• **STATED GOAL**: Repeat every record below exactly, omitting any pictures.

• **DATASET ENTRIES**:

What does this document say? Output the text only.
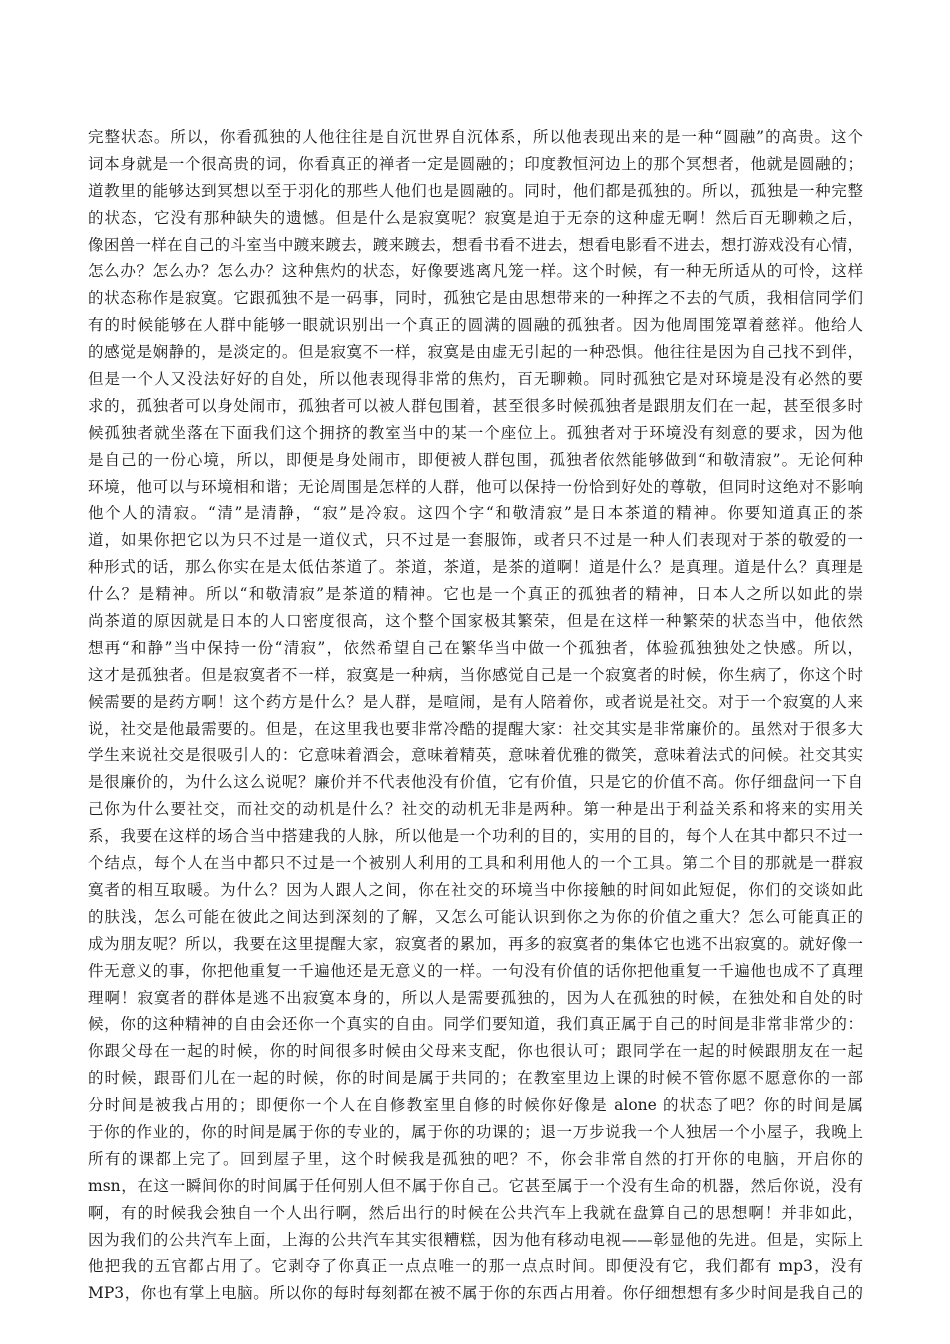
完整状态。所以，你看孤独的人他往往是自沉世界自沉体系，所以他表现出来的是一种“圆融”的高贵。这个
词本身就是一个很高贵的词，你看真正的禅者一定是圆融的；印度教恒河边上的那个冥想者，他就是圆融的；
道教里的能够达到冥想以至于羽化的那些人他们也是圆融的。同时，他们都是孤独的。所以，孤独是一种完整
的状态，它没有那种缺失的遗憾。但是什么是寂寞呢？寂寞是迫于无奈的这种虚无啊！然后百无聊赖之后，
像困兽一样在自己的斗室当中踱来踱去，踱来踱去，想看书看不进去，想看电影看不进去，想打游戏没有心情，
怎么办？怎么办？怎么办？这种焦灼的状态，好像要逃离凡笼一样。这个时候，有一种无所适从的可怜，这样
的状态称作是寂寞。它跟孤独不是一码事，同时，孤独它是由思想带来的一种挥之不去的气质，我相信同学们
有的时候能够在人群中能够一眼就识别出一个真正的圆满的圆融的孤独者。因为他周围笼罩着慈祥。他给人
的感觉是娴静的，是淡定的。但是寂寞不一样，寂寞是由虚无引起的一种恐惧。他往往是因为自己找不到伴，
但是一个人又没法好好的自处，所以他表现得非常的焦灼，百无聊赖。同时孤独它是对环境是没有必然的要
求的，孤独者可以身处闹市，孤独者可以被人群包围着，甚至很多时候孤独者是跟朋友们在一起，甚至很多时
候孤独者就坐落在下面我们这个拥挤的教室当中的某一个座位上。孤独者对于环境没有刻意的要求，因为他
是自己的一份心境，所以，即便是身处闹市，即便被人群包围，孤独者依然能够做到“和敬清寂”。无论何种
环境，他可以与环境相和谐；无论周围是怎样的人群，他可以保持一份恰到好处的尊敬，但同时这绝对不影响
他个人的清寂。“清”是清静，“寂”是冷寂。这四个字“和敬清寂”是日本茶道的精神。你要知道真正的茶
道，如果你把它以为只不过是一道仪式，只不过是一套服饰，或者只不过是一种人们表现对于茶的敬爱的一
种形式的话，那么你实在是太低估茶道了。茶道，茶道，是茶的道啊！道是什么？是真理。道是什么？真理是
什么？是精神。所以“和敬清寂”是茶道的精神。它也是一个真正的孤独者的精神，日本人之所以如此的崇
尚茶道的原因就是日本的人口密度很高，这个整个国家极其繁荣，但是在这样一种繁荣的状态当中，他依然
想再“和静”当中保持一份“清寂”，依然希望自己在繁华当中做一个孤独者，体验孤独独处之快感。所以，
这才是孤独者。但是寂寞者不一样，寂寞是一种病，当你感觉自己是一个寂寞者的时候，你生病了，你这个时
候需要的是药方啊！这个药方是什么？是人群，是喧闹，是有人陪着你，或者说是社交。对于一个寂寞的人来
说，社交是他最需要的。但是，在这里我也要非常冷酷的提醒大家：社交其实是非常廉价的。虽然对于很多大
学生来说社交是很吸引人的：它意味着酒会，意味着精英，意味着优雅的微笑，意味着法式的问候。社交其实
是很廉价的，为什么这么说呢？廉价并不代表他没有价值，它有价值，只是它的价值不高。你仔细盘问一下自
己你为什么要社交，而社交的动机是什么？社交的动机无非是两种。第一种是出于利益关系和将来的实用关
系，我要在这样的场合当中搭建我的人脉，所以他是一个功利的目的，实用的目的，每个人在其中都只不过一
个结点，每个人在当中都只不过是一个被别人利用的工具和利用他人的一个工具。第二个目的那就是一群寂
寞者的相互取暖。为什么？因为人跟人之间，你在社交的环境当中你接触的时间如此短促，你们的交谈如此
的肤浅，怎么可能在彼此之间达到深刻的了解，又怎么可能认识到你之为你的价值之重大？怎么可能真正的
成为朋友呢？所以，我要在这里提醒大家，寂寞者的累加，再多的寂寞者的集体它也逃不出寂寞的。就好像一
件无意义的事，你把他重复一千遍他还是无意义的一样。一句没有价值的话你把他重复一千遍他也成不了真理
理啊！寂寞者的群体是逃不出寂寞本身的，所以人是需要孤独的，因为人在孤独的时候，在独处和自处的时
候，你的这种精神的自由会还你一个真实的自由。同学们要知道，我们真正属于自己的时间是非常非常少的：
你跟父母在一起的时候，你的时间很多时候由父母来支配，你也很认可；跟同学在一起的时候跟朋友在一起
的时候，跟哥们儿在一起的时候，你的时间是属于共同的；在教室里边上课的时候不管你愿不愿意你的一部
分时间是被我占用的；即便你一个人在自修教室里自修的时候你好像是 alone 的状态了吧？你的时间是属
于你的作业的，你的时间是属于你的专业的，属于你的功课的；退一万步说我一个人独居一个小屋子，我晚上
所有的课都上完了。回到屋子里，这个时候我是孤独的吧？不，你会非常自然的打开你的电脑，开启你的
msn，在这一瞬间你的时间属于任何别人但不属于你自己。它甚至属于一个没有生命的机器，然后你说，没有
啊，有的时候我会独自一个人出行啊，然后出行的时候在公共汽车上我就在盘算自己的思想啊！并非如此，
因为我们的公共汽车上面，上海的公共汽车其实很糟糕，因为他有移动电视——彰显他的先进。但是，实际上
他把我的五官都占用了。它剥夺了你真正一点点唯一的那一点点时间。即便没有它，我们都有 mp3，没有
MP3，你也有掌上电脑。所以你的每时每刻都在被不属于你的东西占用着。你仔细想想有多少时间是我自己的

• **ANSWER FOR THIS EXERCISE**:
What does this document say? Output the text only.
完整状态。所以，你看孤独的人他往往是自沉世界自沉体系，所以他表现出来的是一种“圆融”的高贵。这个
词本身就是一个很高贵的词，你看真正的禅者一定是圆融的；印度教恒河边上的那个冥想者，他就是圆融的；
道教里的能够达到冥想以至于羽化的那些人他们也是圆融的。同时，他们都是孤独的。所以，孤独是一种完整
的状态，它没有那种缺失的遗憾。但是什么是寂寞呢？寂寞是迫于无奈的这种虚无啊！然后百无聊赖之后，
像困兽一样在自己的斗室当中踱来踱去，踱来踱去，想看书看不进去，想看电影看不进去，想打游戏没有心情，
怎么办？怎么办？怎么办？这种焦灼的状态，好像要逃离凡笼一样。这个时候，有一种无所适从的可怜，这样
的状态称作是寂寞。它跟孤独不是一码事，同时，孤独它是由思想带来的一种挥之不去的气质，我相信同学们
有的时候能够在人群中能够一眼就识别出一个真正的圆满的圆融的孤独者。因为他周围笼罩着慈祥。他给人
的感觉是娴静的，是淡定的。但是寂寞不一样，寂寞是由虚无引起的一种恐惧。他往往是因为自己找不到伴，
但是一个人又没法好好的自处，所以他表现得非常的焦灼，百无聊赖。同时孤独它是对环境是没有必然的要
求的，孤独者可以身处闹市，孤独者可以被人群包围着，甚至很多时候孤独者是跟朋友们在一起，甚至很多时
候孤独者就坐落在下面我们这个拥挤的教室当中的某一个座位上。孤独者对于环境没有刻意的要求，因为他
是自己的一份心境，所以，即便是身处闹市，即便被人群包围，孤独者依然能够做到“和敬清寂”。无论何种
环境，他可以与环境相和谐；无论周围是怎样的人群，他可以保持一份恰到好处的尊敬，但同时这绝对不影响
他个人的清寂。“清”是清静，“寂”是冷寂。这四个字“和敬清寂”是日本茶道的精神。你要知道真正的茶
道，如果你把它以为只不过是一道仪式，只不过是一套服饰，或者只不过是一种人们表现对于茶的敬爱的一
种形式的话，那么你实在是太低估茶道了。茶道，茶道，是茶的道啊！道是什么？是真理。道是什么？真理是
什么？是精神。所以“和敬清寂”是茶道的精神。它也是一个真正的孤独者的精神，日本人之所以如此的崇
尚茶道的原因就是日本的人口密度很高，这个整个国家极其繁荣，但是在这样一种繁荣的状态当中，他依然
想再“和静”当中保持一份“清寂”，依然希望自己在繁华当中做一个孤独者，体验孤独独处之快感。所以，
这才是孤独者。但是寂寞者不一样，寂寞是一种病，当你感觉自己是一个寂寞者的时候，你生病了，你这个时
候需要的是药方啊！这个药方是什么？是人群，是喧闹，是有人陪着你，或者说是社交。对于一个寂寞的人来
说，社交是他最需要的。但是，在这里我也要非常冷酷的提醒大家：社交其实是非常廉价的。虽然对于很多大
学生来说社交是很吸引人的：它意味着酒会，意味着精英，意味着优雅的微笑，意味着法式的问候。社交其实
是很廉价的，为什么这么说呢？廉价并不代表他没有价值，它有价值，只是它的价值不高。你仔细盘问一下自
己你为什么要社交，而社交的动机是什么？社交的动机无非是两种。第一种是出于利益关系和将来的实用关
系，我要在这样的场合当中搭建我的人脉，所以他是一个功利的目的，实用的目的，每个人在其中都只不过一
个结点，每个人在当中都只不过是一个被别人利用的工具和利用他人的一个工具。第二个目的那就是一群寂
寞者的相互取暖。为什么？因为人跟人之间，你在社交的环境当中你接触的时间如此短促，你们的交谈如此
的肤浅，怎么可能在彼此之间达到深刻的了解，又怎么可能认识到你之为你的价值之重大？怎么可能真正的
成为朋友呢？所以，我要在这里提醒大家，寂寞者的累加，再多的寂寞者的集体它也逃不出寂寞的。就好像一
件无意义的事，你把他重复一千遍他还是无意义的一样。一句没有价值的话你把他重复一千遍他也成不了真理
理啊！寂寞者的群体是逃不出寂寞本身的，所以人是需要孤独的，因为人在孤独的时候，在独处和自处的时
候，你的这种精神的自由会还你一个真实的自由。同学们要知道，我们真正属于自己的时间是非常非常少的：
你跟父母在一起的时候，你的时间很多时候由父母来支配，你也很认可；跟同学在一起的时候跟朋友在一起
的时候，跟哥们儿在一起的时候，你的时间是属于共同的；在教室里边上课的时候不管你愿不愿意你的一部
分时间是被我占用的；即便你一个人在自修教室里自修的时候你好像是 alone 的状态了吧？你的时间是属
于你的作业的，你的时间是属于你的专业的，属于你的功课的；退一万步说我一个人独居一个小屋子，我晚上
所有的课都上完了。回到屋子里，这个时候我是孤独的吧？不，你会非常自然的打开你的电脑，开启你的
msn，在这一瞬间你的时间属于任何别人但不属于你自己。它甚至属于一个没有生命的机器，然后你说，没有
啊，有的时候我会独自一个人出行啊，然后出行的时候在公共汽车上我就在盘算自己的思想啊！并非如此，
因为我们的公共汽车上面，上海的公共汽车其实很糟糕，因为他有移动电视——彰显他的先进。但是，实际上
他把我的五官都占用了。它剥夺了你真正一点点唯一的那一点点时间。即便没有它，我们都有 mp3，没有
MP3，你也有掌上电脑。所以你的每时每刻都在被不属于你的东西占用着。你仔细想想有多少时间是我自己的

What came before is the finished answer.